Your objective:
Count how many lines of the data below contain the string "Циолковского"; the reply should be that number alone.

Data extract:
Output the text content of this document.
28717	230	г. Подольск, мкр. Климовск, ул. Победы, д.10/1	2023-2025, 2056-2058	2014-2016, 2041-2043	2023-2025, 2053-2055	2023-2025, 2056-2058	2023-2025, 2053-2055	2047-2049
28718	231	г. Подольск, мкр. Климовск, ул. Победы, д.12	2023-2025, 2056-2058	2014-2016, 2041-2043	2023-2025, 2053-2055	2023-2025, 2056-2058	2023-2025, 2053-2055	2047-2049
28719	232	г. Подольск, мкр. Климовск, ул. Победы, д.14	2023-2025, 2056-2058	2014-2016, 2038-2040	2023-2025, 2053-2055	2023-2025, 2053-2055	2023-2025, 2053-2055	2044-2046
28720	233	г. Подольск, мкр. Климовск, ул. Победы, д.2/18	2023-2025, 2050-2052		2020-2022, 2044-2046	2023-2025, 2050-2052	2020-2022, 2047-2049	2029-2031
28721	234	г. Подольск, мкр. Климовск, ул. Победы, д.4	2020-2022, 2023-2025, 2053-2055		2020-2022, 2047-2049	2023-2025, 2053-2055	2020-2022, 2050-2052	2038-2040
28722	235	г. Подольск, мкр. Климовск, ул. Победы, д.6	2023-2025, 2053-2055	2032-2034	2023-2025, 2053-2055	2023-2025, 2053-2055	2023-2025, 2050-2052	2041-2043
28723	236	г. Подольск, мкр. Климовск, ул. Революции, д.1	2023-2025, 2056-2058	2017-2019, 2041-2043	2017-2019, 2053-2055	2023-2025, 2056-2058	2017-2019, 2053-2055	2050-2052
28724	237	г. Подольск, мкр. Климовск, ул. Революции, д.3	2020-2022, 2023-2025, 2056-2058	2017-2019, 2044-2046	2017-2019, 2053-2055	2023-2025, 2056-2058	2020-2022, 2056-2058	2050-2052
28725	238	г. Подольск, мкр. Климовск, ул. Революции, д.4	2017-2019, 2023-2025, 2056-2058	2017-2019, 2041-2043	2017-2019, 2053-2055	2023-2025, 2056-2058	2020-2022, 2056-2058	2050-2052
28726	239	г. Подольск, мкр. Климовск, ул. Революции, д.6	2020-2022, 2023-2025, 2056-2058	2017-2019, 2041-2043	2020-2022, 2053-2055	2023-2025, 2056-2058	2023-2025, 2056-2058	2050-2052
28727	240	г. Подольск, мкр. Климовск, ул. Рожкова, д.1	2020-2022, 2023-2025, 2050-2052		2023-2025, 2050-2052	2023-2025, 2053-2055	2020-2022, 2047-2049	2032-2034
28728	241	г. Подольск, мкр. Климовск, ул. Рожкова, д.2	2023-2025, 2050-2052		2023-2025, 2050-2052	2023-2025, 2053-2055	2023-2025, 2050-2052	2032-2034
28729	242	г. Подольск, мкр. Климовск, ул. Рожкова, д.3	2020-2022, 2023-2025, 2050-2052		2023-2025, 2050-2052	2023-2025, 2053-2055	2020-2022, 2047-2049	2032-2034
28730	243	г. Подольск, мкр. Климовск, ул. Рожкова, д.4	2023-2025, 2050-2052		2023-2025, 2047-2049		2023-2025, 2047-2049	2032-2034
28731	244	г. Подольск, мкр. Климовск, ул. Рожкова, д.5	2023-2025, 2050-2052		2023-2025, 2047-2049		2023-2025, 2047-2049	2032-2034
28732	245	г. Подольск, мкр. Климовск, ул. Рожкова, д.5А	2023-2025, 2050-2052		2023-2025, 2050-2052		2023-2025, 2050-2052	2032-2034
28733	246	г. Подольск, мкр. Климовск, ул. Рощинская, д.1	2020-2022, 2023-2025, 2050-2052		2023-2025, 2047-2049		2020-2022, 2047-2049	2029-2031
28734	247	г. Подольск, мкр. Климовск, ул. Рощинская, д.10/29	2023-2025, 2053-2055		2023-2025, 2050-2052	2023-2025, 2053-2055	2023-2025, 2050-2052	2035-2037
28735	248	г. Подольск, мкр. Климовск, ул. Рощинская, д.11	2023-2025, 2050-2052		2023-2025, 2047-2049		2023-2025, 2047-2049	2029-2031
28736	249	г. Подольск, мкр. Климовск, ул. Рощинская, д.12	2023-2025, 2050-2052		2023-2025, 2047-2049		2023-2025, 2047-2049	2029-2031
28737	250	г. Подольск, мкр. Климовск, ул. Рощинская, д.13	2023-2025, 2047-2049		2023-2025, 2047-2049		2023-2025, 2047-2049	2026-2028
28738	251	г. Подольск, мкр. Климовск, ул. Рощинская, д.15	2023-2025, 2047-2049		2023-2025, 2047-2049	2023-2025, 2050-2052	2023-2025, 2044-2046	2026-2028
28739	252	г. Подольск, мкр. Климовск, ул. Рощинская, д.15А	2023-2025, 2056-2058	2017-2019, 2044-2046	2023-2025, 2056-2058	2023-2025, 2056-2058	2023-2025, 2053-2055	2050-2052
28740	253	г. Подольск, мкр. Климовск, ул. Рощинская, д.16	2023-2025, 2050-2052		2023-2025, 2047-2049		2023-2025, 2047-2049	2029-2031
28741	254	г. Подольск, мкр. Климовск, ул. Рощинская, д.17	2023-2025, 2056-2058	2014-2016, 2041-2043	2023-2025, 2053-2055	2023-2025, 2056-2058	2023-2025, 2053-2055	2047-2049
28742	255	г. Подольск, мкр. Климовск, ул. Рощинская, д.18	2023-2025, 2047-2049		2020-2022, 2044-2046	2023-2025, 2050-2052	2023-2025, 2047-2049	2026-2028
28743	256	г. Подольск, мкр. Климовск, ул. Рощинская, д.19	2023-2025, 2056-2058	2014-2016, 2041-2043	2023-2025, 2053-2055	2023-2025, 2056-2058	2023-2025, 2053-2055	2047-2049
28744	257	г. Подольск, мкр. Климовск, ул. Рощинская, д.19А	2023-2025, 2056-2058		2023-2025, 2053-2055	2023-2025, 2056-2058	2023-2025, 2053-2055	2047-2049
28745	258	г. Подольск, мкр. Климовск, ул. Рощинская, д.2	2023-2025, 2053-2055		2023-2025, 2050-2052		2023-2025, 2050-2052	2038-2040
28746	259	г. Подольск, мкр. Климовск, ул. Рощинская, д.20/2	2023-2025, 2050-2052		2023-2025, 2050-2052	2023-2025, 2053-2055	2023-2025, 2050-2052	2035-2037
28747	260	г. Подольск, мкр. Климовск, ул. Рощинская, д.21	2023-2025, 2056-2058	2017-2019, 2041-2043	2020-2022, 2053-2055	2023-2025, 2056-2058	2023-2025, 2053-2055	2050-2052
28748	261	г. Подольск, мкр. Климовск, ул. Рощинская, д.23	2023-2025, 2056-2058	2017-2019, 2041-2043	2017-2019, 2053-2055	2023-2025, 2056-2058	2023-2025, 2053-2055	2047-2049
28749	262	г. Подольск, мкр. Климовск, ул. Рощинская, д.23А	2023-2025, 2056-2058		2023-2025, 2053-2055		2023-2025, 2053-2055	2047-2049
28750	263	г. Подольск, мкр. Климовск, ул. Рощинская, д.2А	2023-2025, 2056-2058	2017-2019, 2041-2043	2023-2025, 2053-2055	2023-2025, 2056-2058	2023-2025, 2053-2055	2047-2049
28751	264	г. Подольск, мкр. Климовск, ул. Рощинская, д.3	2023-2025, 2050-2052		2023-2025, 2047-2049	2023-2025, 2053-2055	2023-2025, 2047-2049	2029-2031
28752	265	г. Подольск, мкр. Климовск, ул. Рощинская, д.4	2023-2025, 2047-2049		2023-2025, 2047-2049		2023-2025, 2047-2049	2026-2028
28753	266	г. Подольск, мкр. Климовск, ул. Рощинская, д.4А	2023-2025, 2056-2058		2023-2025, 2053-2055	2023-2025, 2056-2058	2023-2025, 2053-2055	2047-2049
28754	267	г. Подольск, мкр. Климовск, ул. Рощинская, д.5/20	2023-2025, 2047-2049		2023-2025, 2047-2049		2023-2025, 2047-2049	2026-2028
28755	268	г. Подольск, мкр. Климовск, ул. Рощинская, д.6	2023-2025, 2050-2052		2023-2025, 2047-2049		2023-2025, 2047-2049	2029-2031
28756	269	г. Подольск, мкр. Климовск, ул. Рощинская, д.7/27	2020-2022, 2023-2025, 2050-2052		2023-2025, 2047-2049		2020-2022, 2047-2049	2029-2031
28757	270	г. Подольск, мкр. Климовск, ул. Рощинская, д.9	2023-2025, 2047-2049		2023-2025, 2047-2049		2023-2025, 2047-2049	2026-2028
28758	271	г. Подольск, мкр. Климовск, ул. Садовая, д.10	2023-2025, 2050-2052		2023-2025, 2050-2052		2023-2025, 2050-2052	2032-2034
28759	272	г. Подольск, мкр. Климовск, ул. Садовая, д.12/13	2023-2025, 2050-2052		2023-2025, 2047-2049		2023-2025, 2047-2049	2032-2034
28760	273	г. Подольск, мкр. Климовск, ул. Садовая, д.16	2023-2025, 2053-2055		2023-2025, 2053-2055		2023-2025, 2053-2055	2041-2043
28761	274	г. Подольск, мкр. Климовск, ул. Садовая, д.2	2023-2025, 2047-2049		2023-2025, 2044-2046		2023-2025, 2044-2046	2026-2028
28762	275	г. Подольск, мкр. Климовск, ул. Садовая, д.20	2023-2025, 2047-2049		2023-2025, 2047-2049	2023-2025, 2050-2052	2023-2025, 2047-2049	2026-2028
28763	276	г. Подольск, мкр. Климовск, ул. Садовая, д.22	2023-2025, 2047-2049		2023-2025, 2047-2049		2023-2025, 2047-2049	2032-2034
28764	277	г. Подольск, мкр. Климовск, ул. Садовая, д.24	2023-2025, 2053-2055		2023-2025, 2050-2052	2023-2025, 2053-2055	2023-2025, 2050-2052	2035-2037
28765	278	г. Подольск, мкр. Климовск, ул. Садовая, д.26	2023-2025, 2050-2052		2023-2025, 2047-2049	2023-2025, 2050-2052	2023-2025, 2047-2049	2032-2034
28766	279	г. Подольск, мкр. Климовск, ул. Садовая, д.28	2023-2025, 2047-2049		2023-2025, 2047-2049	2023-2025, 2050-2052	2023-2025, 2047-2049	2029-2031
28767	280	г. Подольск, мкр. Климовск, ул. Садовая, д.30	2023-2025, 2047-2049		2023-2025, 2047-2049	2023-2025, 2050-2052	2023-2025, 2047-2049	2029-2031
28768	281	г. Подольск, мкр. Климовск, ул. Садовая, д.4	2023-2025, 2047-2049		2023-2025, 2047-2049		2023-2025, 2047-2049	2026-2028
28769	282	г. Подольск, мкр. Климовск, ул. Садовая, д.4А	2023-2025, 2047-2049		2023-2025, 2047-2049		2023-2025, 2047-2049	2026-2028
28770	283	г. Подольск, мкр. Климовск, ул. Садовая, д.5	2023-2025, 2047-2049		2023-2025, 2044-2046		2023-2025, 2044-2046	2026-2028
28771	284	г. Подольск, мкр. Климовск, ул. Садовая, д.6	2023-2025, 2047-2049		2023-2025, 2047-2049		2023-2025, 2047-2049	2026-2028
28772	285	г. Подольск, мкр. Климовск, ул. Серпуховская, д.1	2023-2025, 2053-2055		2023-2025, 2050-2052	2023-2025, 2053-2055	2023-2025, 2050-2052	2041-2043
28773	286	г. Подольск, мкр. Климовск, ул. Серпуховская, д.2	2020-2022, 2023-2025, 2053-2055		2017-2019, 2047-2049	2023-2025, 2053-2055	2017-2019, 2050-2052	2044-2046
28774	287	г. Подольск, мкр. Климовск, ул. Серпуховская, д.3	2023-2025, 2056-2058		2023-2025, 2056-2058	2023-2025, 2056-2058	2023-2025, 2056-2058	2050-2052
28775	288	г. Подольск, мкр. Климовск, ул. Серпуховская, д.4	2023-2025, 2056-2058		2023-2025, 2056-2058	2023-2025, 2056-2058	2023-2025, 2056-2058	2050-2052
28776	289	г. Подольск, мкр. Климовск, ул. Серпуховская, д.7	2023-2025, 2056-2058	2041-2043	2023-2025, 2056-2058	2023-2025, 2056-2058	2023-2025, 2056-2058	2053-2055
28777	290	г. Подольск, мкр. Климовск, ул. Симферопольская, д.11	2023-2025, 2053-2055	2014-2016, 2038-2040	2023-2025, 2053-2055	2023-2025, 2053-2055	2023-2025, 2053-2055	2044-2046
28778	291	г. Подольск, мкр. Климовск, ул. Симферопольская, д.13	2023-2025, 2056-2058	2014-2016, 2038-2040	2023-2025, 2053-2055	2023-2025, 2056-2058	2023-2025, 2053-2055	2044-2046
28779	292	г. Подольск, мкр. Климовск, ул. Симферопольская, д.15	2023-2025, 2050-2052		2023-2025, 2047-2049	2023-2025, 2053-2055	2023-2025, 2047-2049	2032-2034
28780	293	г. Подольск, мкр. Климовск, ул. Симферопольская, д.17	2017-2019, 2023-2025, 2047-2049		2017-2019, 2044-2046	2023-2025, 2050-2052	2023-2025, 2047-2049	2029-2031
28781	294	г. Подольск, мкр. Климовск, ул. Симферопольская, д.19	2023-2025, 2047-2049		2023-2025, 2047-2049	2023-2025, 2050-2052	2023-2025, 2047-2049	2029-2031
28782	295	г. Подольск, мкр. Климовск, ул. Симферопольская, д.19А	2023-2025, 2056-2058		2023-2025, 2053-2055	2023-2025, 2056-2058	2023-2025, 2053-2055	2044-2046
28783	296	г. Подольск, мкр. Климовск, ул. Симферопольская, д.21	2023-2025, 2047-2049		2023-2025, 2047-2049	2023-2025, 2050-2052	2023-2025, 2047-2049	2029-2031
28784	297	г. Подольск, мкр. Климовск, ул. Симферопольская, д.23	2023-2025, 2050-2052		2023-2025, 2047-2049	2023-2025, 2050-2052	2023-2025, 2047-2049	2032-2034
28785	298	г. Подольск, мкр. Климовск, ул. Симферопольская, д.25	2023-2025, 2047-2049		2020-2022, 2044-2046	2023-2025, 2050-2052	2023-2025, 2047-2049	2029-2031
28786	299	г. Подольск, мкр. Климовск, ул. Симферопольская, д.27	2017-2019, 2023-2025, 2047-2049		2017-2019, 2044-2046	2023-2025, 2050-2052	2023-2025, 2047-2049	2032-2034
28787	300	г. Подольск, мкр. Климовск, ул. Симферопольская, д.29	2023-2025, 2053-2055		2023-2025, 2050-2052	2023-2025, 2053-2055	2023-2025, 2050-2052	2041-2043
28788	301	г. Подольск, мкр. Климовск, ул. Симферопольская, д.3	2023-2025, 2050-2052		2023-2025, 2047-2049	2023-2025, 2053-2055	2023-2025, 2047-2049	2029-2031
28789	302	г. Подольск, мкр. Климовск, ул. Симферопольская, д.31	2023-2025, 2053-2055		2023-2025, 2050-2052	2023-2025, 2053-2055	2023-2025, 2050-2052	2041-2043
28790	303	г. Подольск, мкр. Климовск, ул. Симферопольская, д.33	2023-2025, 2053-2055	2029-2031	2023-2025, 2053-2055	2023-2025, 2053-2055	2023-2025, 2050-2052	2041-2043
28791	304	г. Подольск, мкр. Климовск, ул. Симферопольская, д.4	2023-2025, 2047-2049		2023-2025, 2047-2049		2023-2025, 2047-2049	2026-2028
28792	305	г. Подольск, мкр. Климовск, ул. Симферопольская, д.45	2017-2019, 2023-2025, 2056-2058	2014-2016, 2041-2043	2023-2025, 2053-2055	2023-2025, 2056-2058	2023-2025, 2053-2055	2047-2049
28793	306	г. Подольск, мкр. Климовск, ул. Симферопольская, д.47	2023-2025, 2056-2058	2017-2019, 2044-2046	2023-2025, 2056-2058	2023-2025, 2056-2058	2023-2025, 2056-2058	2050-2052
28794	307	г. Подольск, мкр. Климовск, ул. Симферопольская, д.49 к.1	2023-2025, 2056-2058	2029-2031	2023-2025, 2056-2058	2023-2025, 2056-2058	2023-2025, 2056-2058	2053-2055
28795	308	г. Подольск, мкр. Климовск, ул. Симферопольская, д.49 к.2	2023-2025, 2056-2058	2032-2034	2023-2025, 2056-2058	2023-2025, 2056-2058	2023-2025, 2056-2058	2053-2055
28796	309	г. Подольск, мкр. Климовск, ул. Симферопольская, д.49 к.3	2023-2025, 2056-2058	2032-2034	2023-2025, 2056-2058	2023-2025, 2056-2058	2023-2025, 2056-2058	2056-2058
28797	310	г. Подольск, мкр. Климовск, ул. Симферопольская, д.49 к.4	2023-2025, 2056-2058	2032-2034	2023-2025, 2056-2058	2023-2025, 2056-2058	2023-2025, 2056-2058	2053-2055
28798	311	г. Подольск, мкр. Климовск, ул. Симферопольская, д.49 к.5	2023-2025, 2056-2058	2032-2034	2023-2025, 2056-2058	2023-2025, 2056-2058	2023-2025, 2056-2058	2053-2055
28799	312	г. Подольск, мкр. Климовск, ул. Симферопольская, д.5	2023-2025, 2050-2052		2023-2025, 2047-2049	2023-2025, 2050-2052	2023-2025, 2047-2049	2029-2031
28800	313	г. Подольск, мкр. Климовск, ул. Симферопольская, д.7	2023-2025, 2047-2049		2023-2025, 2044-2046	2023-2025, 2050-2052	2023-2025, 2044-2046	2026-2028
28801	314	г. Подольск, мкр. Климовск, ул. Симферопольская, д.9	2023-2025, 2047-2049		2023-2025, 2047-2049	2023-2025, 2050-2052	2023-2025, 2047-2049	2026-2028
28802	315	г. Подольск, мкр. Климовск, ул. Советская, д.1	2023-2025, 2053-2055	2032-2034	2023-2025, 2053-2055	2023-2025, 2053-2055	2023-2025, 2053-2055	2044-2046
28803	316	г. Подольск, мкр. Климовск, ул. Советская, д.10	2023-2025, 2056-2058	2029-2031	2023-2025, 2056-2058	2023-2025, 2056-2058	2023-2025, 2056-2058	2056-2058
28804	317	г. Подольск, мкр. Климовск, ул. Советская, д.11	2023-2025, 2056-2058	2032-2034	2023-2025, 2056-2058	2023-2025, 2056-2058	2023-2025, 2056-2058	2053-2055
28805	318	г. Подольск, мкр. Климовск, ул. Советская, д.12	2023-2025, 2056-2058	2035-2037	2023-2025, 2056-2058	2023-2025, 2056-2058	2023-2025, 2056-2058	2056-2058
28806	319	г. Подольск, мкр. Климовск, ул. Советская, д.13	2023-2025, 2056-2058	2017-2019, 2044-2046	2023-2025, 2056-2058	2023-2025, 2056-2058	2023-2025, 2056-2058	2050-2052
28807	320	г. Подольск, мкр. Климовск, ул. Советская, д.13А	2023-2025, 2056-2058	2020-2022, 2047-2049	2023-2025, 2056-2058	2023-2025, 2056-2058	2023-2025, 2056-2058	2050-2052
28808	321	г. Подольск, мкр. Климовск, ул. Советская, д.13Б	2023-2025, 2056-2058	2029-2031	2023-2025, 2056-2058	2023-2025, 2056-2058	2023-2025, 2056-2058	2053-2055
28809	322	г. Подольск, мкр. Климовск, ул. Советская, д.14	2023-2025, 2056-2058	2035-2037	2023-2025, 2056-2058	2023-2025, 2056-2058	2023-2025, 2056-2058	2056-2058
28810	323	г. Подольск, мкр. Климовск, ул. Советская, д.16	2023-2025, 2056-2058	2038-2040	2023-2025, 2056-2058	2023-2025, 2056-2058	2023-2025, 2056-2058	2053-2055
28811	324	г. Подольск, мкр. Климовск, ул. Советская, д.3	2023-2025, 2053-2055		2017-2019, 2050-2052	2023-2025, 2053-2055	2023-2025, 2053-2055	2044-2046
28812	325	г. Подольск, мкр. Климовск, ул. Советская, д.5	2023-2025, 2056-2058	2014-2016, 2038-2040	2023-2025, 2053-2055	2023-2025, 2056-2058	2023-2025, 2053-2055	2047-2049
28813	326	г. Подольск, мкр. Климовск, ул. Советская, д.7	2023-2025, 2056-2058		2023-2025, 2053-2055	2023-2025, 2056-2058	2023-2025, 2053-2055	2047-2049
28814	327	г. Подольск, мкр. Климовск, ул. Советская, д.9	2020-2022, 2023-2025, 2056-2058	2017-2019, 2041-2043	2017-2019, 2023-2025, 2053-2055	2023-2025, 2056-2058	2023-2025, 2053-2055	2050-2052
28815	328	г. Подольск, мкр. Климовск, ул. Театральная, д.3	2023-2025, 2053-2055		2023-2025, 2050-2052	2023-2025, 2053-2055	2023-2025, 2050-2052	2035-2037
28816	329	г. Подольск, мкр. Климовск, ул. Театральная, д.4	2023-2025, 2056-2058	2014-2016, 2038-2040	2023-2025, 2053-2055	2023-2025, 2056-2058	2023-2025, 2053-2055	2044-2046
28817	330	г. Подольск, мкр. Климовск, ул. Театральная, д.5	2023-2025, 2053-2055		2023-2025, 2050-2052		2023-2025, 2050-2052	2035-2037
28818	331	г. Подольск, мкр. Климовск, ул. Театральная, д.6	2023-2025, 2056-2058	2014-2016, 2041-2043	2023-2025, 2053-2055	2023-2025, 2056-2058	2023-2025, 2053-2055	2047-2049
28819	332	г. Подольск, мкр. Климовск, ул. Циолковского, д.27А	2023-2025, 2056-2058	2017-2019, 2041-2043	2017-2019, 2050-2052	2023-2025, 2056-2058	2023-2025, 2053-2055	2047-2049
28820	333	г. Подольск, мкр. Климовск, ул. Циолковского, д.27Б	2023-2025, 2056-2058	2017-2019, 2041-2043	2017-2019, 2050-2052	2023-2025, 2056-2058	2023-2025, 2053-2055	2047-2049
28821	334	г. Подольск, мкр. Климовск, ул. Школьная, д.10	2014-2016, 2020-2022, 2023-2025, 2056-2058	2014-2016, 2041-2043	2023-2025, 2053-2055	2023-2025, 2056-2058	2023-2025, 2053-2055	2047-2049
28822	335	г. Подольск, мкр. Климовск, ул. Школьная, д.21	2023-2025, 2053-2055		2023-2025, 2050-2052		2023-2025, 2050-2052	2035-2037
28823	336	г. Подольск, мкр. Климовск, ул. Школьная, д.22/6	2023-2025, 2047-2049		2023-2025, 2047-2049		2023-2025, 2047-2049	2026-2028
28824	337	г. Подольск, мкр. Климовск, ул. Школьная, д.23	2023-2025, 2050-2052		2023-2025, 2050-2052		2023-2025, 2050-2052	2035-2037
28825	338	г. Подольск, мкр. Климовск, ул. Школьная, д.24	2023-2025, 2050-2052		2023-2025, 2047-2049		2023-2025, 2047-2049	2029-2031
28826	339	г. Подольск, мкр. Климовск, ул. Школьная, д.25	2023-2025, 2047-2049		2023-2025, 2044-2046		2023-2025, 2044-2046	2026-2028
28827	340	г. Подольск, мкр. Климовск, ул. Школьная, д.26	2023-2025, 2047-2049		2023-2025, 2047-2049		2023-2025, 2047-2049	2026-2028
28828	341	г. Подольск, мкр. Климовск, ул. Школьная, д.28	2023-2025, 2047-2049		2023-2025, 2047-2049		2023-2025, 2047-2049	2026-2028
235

Task output:
2